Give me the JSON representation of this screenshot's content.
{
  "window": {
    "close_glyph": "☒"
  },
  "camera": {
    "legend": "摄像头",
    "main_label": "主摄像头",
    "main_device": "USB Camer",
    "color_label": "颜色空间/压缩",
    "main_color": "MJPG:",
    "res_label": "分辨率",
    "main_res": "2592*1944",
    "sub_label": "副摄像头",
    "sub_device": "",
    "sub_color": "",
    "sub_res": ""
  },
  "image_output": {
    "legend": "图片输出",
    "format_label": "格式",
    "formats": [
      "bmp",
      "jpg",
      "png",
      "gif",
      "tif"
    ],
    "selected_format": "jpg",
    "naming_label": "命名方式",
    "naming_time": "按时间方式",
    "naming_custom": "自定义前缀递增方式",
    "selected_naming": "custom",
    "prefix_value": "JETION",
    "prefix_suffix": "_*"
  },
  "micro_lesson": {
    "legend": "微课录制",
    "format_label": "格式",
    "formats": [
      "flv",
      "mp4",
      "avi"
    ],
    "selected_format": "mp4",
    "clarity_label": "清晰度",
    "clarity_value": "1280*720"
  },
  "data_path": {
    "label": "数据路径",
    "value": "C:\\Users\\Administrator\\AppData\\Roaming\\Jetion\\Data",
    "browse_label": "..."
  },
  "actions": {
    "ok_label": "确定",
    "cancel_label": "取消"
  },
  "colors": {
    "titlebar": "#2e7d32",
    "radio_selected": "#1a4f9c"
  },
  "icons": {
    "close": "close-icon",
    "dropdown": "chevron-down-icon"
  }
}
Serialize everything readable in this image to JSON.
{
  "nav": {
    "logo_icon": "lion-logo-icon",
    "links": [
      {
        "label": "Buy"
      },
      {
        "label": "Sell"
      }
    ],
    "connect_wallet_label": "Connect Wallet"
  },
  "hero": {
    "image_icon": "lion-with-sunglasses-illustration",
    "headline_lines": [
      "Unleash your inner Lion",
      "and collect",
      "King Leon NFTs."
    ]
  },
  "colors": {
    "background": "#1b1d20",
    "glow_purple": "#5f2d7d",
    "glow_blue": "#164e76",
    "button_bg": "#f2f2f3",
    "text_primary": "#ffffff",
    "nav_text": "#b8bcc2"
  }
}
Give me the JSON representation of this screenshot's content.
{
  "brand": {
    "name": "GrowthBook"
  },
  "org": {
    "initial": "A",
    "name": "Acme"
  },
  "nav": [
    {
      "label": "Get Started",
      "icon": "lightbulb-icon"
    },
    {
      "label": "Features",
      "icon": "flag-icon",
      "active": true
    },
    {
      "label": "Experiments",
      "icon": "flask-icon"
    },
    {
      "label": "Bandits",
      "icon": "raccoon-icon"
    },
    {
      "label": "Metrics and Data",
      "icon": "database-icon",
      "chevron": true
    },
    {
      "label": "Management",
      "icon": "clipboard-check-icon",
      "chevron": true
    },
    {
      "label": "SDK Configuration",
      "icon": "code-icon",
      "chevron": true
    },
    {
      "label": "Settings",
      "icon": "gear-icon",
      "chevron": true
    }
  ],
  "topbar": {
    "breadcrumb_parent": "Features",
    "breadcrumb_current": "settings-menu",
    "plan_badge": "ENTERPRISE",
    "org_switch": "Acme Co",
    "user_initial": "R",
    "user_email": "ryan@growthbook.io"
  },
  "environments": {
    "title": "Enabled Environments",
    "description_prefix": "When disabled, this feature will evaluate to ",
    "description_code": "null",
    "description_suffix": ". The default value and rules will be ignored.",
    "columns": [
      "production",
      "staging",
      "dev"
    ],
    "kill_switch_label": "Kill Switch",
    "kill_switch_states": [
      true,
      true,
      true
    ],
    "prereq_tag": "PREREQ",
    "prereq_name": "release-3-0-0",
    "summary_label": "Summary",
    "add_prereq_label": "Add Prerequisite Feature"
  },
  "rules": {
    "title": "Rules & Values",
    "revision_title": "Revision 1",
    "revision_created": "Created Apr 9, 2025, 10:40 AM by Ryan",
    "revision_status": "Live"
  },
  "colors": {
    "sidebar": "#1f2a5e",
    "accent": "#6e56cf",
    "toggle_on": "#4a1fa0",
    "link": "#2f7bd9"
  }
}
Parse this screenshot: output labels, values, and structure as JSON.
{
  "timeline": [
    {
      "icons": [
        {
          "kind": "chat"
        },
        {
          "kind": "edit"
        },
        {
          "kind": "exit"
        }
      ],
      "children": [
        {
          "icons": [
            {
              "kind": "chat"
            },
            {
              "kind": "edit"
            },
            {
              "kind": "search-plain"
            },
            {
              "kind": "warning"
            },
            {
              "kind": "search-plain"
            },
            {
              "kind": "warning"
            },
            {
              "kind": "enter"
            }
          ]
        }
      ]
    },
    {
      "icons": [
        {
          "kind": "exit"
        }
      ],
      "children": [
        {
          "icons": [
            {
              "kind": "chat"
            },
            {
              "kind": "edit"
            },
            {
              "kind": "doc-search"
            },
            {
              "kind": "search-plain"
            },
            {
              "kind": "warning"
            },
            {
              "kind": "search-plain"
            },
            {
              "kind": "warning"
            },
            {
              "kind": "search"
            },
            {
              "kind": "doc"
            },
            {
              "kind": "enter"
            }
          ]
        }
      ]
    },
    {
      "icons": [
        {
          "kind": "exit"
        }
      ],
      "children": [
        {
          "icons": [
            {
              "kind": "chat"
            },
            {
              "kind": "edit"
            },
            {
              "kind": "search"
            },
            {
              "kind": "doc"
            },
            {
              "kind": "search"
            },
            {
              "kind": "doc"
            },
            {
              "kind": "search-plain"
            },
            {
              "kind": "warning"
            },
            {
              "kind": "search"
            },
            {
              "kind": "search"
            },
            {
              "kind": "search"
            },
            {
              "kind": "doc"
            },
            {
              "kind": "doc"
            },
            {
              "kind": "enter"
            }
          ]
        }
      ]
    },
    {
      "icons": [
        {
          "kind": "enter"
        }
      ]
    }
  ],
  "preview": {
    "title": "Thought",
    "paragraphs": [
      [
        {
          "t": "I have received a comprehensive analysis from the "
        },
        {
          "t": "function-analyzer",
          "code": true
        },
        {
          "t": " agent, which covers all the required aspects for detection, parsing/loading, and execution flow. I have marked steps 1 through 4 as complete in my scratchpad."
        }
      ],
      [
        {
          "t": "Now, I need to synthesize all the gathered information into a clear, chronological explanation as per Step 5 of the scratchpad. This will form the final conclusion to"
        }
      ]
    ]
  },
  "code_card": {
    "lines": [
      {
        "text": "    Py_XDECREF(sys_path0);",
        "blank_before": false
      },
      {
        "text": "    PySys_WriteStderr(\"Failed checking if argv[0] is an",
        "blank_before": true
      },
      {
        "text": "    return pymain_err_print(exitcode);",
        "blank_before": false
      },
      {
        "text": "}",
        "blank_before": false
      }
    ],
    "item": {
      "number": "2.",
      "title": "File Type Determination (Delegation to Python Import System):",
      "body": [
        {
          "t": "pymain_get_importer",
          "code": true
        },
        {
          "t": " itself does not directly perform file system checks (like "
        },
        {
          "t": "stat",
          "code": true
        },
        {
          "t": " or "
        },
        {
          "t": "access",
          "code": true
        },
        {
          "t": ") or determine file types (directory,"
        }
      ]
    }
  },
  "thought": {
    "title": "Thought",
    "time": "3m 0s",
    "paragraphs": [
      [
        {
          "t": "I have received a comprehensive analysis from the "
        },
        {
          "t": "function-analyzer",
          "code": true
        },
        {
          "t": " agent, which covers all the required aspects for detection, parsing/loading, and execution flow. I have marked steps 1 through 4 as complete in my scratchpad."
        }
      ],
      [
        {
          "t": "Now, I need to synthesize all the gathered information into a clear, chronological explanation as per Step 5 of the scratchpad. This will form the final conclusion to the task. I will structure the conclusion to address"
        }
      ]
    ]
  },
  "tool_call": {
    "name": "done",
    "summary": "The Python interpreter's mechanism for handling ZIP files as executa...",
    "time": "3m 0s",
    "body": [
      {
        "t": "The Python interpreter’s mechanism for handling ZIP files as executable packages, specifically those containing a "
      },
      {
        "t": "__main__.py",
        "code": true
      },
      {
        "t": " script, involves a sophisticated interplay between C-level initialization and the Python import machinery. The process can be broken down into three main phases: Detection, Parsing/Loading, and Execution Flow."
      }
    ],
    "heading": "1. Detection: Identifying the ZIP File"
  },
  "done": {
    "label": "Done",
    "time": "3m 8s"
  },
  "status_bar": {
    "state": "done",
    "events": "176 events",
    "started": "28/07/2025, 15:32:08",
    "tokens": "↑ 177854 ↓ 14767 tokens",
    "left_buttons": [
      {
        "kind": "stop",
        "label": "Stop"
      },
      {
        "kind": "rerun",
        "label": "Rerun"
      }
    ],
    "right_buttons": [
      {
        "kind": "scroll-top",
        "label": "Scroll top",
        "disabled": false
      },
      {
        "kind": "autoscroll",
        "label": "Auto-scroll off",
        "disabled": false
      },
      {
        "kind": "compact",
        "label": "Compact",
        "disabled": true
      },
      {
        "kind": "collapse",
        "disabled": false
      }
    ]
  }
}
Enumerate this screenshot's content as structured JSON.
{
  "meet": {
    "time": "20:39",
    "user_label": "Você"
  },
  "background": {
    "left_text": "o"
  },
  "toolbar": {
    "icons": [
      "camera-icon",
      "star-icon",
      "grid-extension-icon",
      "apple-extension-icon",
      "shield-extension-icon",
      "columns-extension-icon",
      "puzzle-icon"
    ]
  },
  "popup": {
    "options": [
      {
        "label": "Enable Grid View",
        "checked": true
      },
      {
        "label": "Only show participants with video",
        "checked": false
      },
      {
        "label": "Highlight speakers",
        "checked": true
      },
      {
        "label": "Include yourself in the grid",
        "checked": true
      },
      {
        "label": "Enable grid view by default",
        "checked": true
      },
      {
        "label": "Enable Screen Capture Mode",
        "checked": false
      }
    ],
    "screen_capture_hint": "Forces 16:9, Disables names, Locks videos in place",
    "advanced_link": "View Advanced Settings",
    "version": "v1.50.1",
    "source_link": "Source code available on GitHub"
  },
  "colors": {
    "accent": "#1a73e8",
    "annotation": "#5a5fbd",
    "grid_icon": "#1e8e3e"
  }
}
++++++++
● Set task
Which lines contain "explanation"? Copy each of them out.

● Problem solution
          "t": "Now, I need to synthesize all the gathered information into a clear, chronological explanation as per Step 5 of the scratchpad. This will form the final conclusion to"
          "t": "Now, I need to synthesize all the gathered information into a clear, chronological explanation as per Step 5 of the scratchpad. This will form the final conclusion to the task. I will structure the conclusion to address"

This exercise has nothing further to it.